## TASK PROMPT
Your copy of the material below should match it exactly, except that it holds no pictures.

## TASK MATERIAL
━━━
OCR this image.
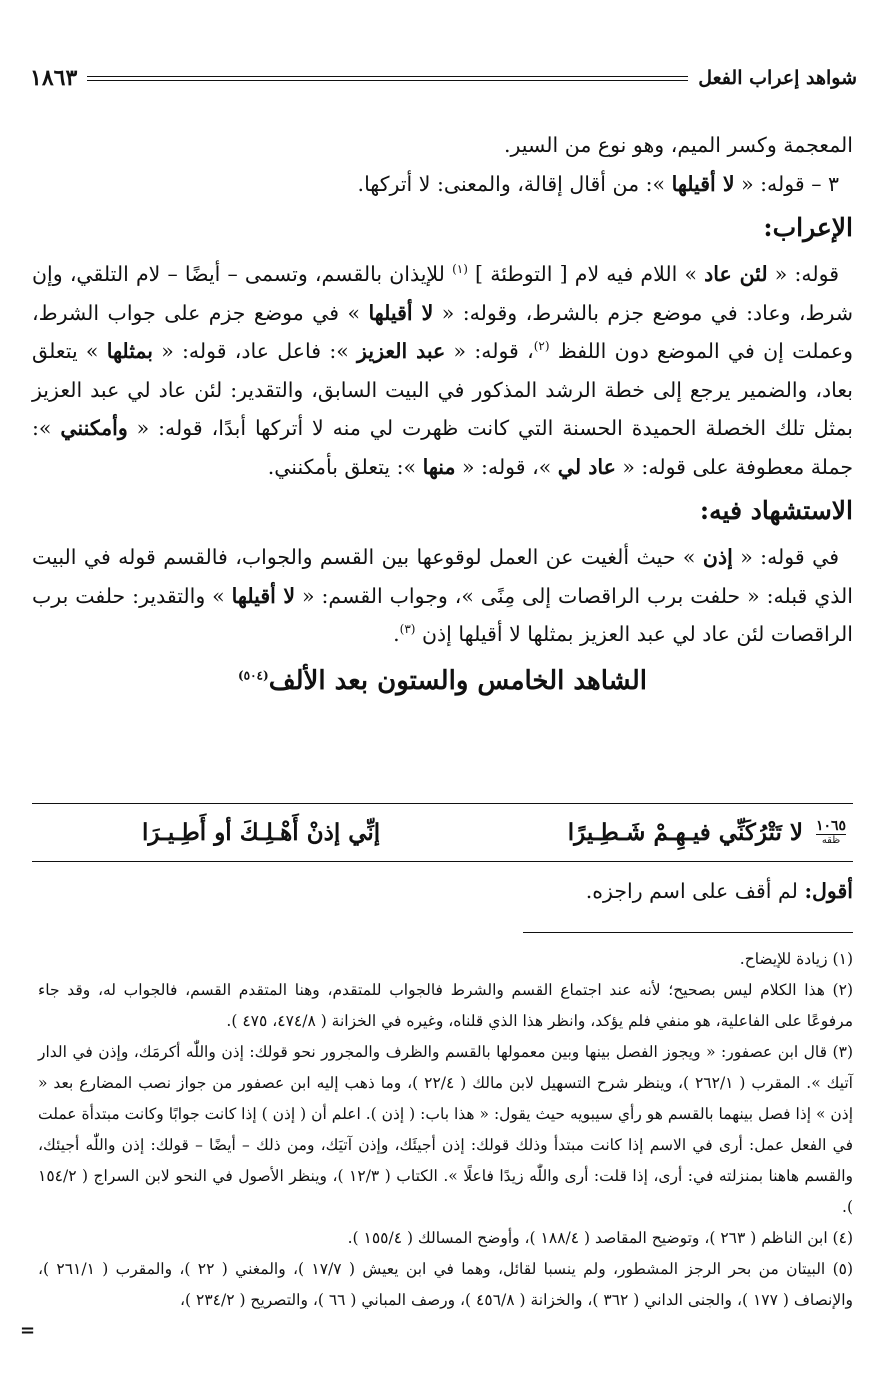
شواهد إعراب الفعل
١٨٦٣

المعجمة وكسر الميم، وهو نوع من السير.

٣ – قوله: « لا أقيلها »: من أقال إقالة، والمعنى: لا أتركها.

الإعراب:

قوله: « لئن عاد » اللام فيه لام [ التوطئة ] $^{(١)}$ للإيذان بالقسم، وتسمى – أيضًا – لام التلقي، وإن شرط، وعاد: في موضع جزم بالشرط، وقوله: « لا أقيلها » في موضع جزم على جواب الشرط، وعملت إن في الموضع دون اللفظ $^{(٢)}$، قوله: « عبد العزيز »: فاعل عاد، قوله: « بمثلها » يتعلق بعاد، والضمير يرجع إلى خطة الرشد المذكور في البيت السابق، والتقدير: لئن عاد لي عبد العزيز بمثل تلك الخصلة الحميدة الحسنة التي كانت ظهرت لي منه لا أتركها أبدًا، قوله: « وأمكنني »: جملة معطوفة على قوله: « عاد لي »، قوله: « منها »: يتعلق بأمكنني.

الاستشهاد فيه:

في قوله: « إذن » حيث ألغيت عن العمل لوقوعها بين القسم والجواب، فالقسم قوله في البيت الذي قبله: « حلفت برب الراقصات إلى مِنًى »، وجواب القسم: « لا أقيلها » والتقدير: حلفت برب الراقصات لئن عاد لي عبد العزيز بمثلها لا أقيلها إذن $^{(٣)}$.

الشاهد الخامس والستون بعد الألف$^{(٥٠٤)}$
١٠٦٥
ظقه
لا تَتْرُكَنِّي فيـهِـمْ شَـطِـيرًا
إنِّي إذنْ أَهْـلِـكَ أو أَطِـيـرَا
أقول: لم أقف على اسم راجزه.

(١) زيادة للإيضاح.

(٢) هذا الكلام ليس بصحيح؛ لأنه عند اجتماع القسم والشرط فالجواب للمتقدم، وهنا المتقدم القسم، فالجواب له، وقد جاء مرفوعًا على الفاعلية، هو منفي فلم يؤكد، وانظر هذا الذي قلناه، وغيره في الخزانة ( ٤٧٤/٨، ٤٧٥ ).

(٣) قال ابن عصفور: « ويجوز الفصل بينها وبين معمولها بالقسم والظرف والمجرور نحو قولك: إذن واللّٰه أكرمَك، وإذن في الدار آتيك ». المقرب ( ٢٦٢/١ )، وينظر شرح التسهيل لابن مالك ( ٢٢/٤ )، وما ذهب إليه ابن عصفور من جواز نصب المضارع بعد « إذن » إذا فصل بينهما بالقسم هو رأي سيبويه حيث يقول: « هذا باب: ( إذن ). اعلم أن ( إذن ) إذا كانت جوابًا وكانت مبتدأة عملت في الفعل عمل: أرى في الاسم إذا كانت مبتدأ وذلك قولك: إذن أجيئَك، وإذن آتيَك، ومن ذلك – أيضًا – قولك: إذن واللّٰه أجيئك، والقسم هاهنا بمنزلته في: أرى، إذا قلت: أرى واللّٰه زيدًا فاعلًا ». الكتاب ( ١٢/٣ )، وينظر الأصول في النحو لابن السراج ( ١٥٤/٢ ).

(٤) ابن الناظم ( ٢٦٣ )، وتوضيح المقاصد ( ١٨٨/٤ )، وأوضح المسالك ( ١٥٥/٤ ).

(٥) البيتان من بحر الرجز المشطور، ولم ينسبا لقائل، وهما في ابن يعيش ( ١٧/٧ )، والمغني ( ٢٢ )، والمقرب ( ٢٦١/١ )، والإنصاف ( ١٧٧ )، والجنى الداني ( ٣٦٢ )، والخزانة ( ٤٥٦/٨ )، ورصف المباني ( ٦٦ )، والتصريح ( ٢٣٤/٢ )،

=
━━━
## RESPONSE BELOW
OCR this image.
شواهد إعراب الفعل
١٨٦٣

المعجمة وكسر الميم، وهو نوع من السير.

٣ – قوله: « لا أقيلها »: من أقال إقالة، والمعنى: لا أتركها.

الإعراب:

قوله: « لئن عاد » اللام فيه لام [ التوطئة ] $^{(١)}$ للإيذان بالقسم، وتسمى – أيضًا – لام التلقي، وإن شرط، وعاد: في موضع جزم بالشرط، وقوله: « لا أقيلها » في موضع جزم على جواب الشرط، وعملت إن في الموضع دون اللفظ $^{(٢)}$، قوله: « عبد العزيز »: فاعل عاد، قوله: « بمثلها » يتعلق بعاد، والضمير يرجع إلى خطة الرشد المذكور في البيت السابق، والتقدير: لئن عاد لي عبد العزيز بمثل تلك الخصلة الحميدة الحسنة التي كانت ظهرت لي منه لا أتركها أبدًا، قوله: « وأمكنني »: جملة معطوفة على قوله: « عاد لي »، قوله: « منها »: يتعلق بأمكنني.

الاستشهاد فيه:

في قوله: « إذن » حيث ألغيت عن العمل لوقوعها بين القسم والجواب، فالقسم قوله في البيت الذي قبله: « حلفت برب الراقصات إلى مِنًى »، وجواب القسم: « لا أقيلها » والتقدير: حلفت برب الراقصات لئن عاد لي عبد العزيز بمثلها لا أقيلها إذن $^{(٣)}$.

الشاهد الخامس والستون بعد الألف$^{(٥٠٤)}$
١٠٦٥
ظقه
لا تَتْرُكَنِّي فيـهِـمْ شَـطِـيرًا
إنِّي إذنْ أَهْـلِـكَ أو أَطِـيـرَا
أقول: لم أقف على اسم راجزه.

(١) زيادة للإيضاح.

(٢) هذا الكلام ليس بصحيح؛ لأنه عند اجتماع القسم والشرط فالجواب للمتقدم، وهنا المتقدم القسم، فالجواب له، وقد جاء مرفوعًا على الفاعلية، هو منفي فلم يؤكد، وانظر هذا الذي قلناه، وغيره في الخزانة ( ٤٧٤/٨، ٤٧٥ ).

(٣) قال ابن عصفور: « ويجوز الفصل بينها وبين معمولها بالقسم والظرف والمجرور نحو قولك: إذن واللّٰه أكرمَك، وإذن في الدار آتيك ». المقرب ( ٢٦٢/١ )، وينظر شرح التسهيل لابن مالك ( ٢٢/٤ )، وما ذهب إليه ابن عصفور من جواز نصب المضارع بعد « إذن » إذا فصل بينهما بالقسم هو رأي سيبويه حيث يقول: « هذا باب: ( إذن ). اعلم أن ( إذن ) إذا كانت جوابًا وكانت مبتدأة عملت في الفعل عمل: أرى في الاسم إذا كانت مبتدأ وذلك قولك: إذن أجيئَك، وإذن آتيَك، ومن ذلك – أيضًا – قولك: إذن واللّٰه أجيئك، والقسم هاهنا بمنزلته في: أرى، إذا قلت: أرى واللّٰه زيدًا فاعلًا ». الكتاب ( ١٢/٣ )، وينظر الأصول في النحو لابن السراج ( ١٥٤/٢ ).

(٤) ابن الناظم ( ٢٦٣ )، وتوضيح المقاصد ( ١٨٨/٤ )، وأوضح المسالك ( ١٥٥/٤ ).

(٥) البيتان من بحر الرجز المشطور، ولم ينسبا لقائل، وهما في ابن يعيش ( ١٧/٧ )، والمغني ( ٢٢ )، والمقرب ( ٢٦١/١ )، والإنصاف ( ١٧٧ )، والجنى الداني ( ٣٦٢ )، والخزانة ( ٤٥٦/٨ )، ورصف المباني ( ٦٦ )، والتصريح ( ٢٣٤/٢ )،

=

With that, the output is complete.